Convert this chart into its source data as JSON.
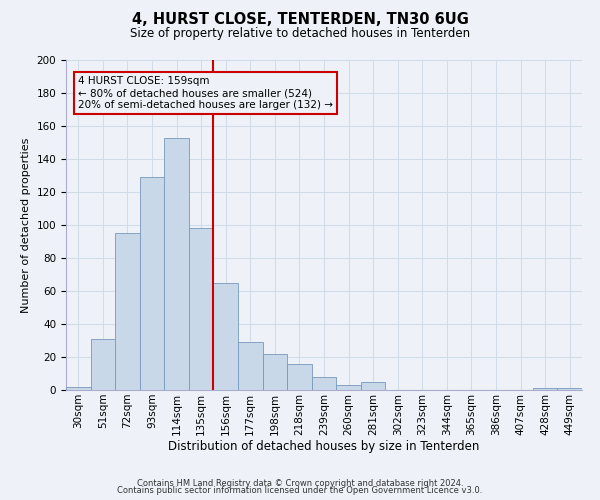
{
  "title": "4, HURST CLOSE, TENTERDEN, TN30 6UG",
  "subtitle": "Size of property relative to detached houses in Tenterden",
  "xlabel": "Distribution of detached houses by size in Tenterden",
  "ylabel": "Number of detached properties",
  "footer_line1": "Contains HM Land Registry data © Crown copyright and database right 2024.",
  "footer_line2": "Contains public sector information licensed under the Open Government Licence v3.0.",
  "bar_labels": [
    "30sqm",
    "51sqm",
    "72sqm",
    "93sqm",
    "114sqm",
    "135sqm",
    "156sqm",
    "177sqm",
    "198sqm",
    "218sqm",
    "239sqm",
    "260sqm",
    "281sqm",
    "302sqm",
    "323sqm",
    "344sqm",
    "365sqm",
    "386sqm",
    "407sqm",
    "428sqm",
    "449sqm"
  ],
  "bar_values": [
    2,
    31,
    95,
    129,
    153,
    98,
    65,
    29,
    22,
    16,
    8,
    3,
    5,
    0,
    0,
    0,
    0,
    0,
    0,
    1,
    1
  ],
  "bar_color": "#c8d8e8",
  "bar_edge_color": "#7799bb",
  "vertical_line_x": 6,
  "vertical_line_color": "#cc0000",
  "annotation_line1": "4 HURST CLOSE: 159sqm",
  "annotation_line2": "← 80% of detached houses are smaller (524)",
  "annotation_line3": "20% of semi-detached houses are larger (132) →",
  "box_edge_color": "#cc0000",
  "ylim": [
    0,
    200
  ],
  "yticks": [
    0,
    20,
    40,
    60,
    80,
    100,
    120,
    140,
    160,
    180,
    200
  ],
  "grid_color": "#d0dce8",
  "background_color": "#eef2f8",
  "title_fontsize": 10.5,
  "subtitle_fontsize": 8.5,
  "ylabel_fontsize": 8,
  "xlabel_fontsize": 8.5,
  "tick_fontsize": 7.5,
  "annotation_fontsize": 7.5,
  "footer_fontsize": 6.0
}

....

WHAT THE EXERCISE ASKS = Transcribe each entry above exactly, apart from the pictures.

THE RESULT =
Convert this chart into its source data as JSON.
{
  "title": "4, HURST CLOSE, TENTERDEN, TN30 6UG",
  "subtitle": "Size of property relative to detached houses in Tenterden",
  "xlabel": "Distribution of detached houses by size in Tenterden",
  "ylabel": "Number of detached properties",
  "footer_line1": "Contains HM Land Registry data © Crown copyright and database right 2024.",
  "footer_line2": "Contains public sector information licensed under the Open Government Licence v3.0.",
  "bar_labels": [
    "30sqm",
    "51sqm",
    "72sqm",
    "93sqm",
    "114sqm",
    "135sqm",
    "156sqm",
    "177sqm",
    "198sqm",
    "218sqm",
    "239sqm",
    "260sqm",
    "281sqm",
    "302sqm",
    "323sqm",
    "344sqm",
    "365sqm",
    "386sqm",
    "407sqm",
    "428sqm",
    "449sqm"
  ],
  "bar_values": [
    2,
    31,
    95,
    129,
    153,
    98,
    65,
    29,
    22,
    16,
    8,
    3,
    5,
    0,
    0,
    0,
    0,
    0,
    0,
    1,
    1
  ],
  "bar_color": "#c8d8e8",
  "bar_edge_color": "#7799bb",
  "vertical_line_x": 6,
  "vertical_line_color": "#cc0000",
  "annotation_line1": "4 HURST CLOSE: 159sqm",
  "annotation_line2": "← 80% of detached houses are smaller (524)",
  "annotation_line3": "20% of semi-detached houses are larger (132) →",
  "box_edge_color": "#cc0000",
  "ylim": [
    0,
    200
  ],
  "yticks": [
    0,
    20,
    40,
    60,
    80,
    100,
    120,
    140,
    160,
    180,
    200
  ],
  "grid_color": "#d0dce8",
  "background_color": "#eef2f8",
  "title_fontsize": 10.5,
  "subtitle_fontsize": 8.5,
  "ylabel_fontsize": 8,
  "xlabel_fontsize": 8.5,
  "tick_fontsize": 7.5,
  "annotation_fontsize": 7.5,
  "footer_fontsize": 6.0
}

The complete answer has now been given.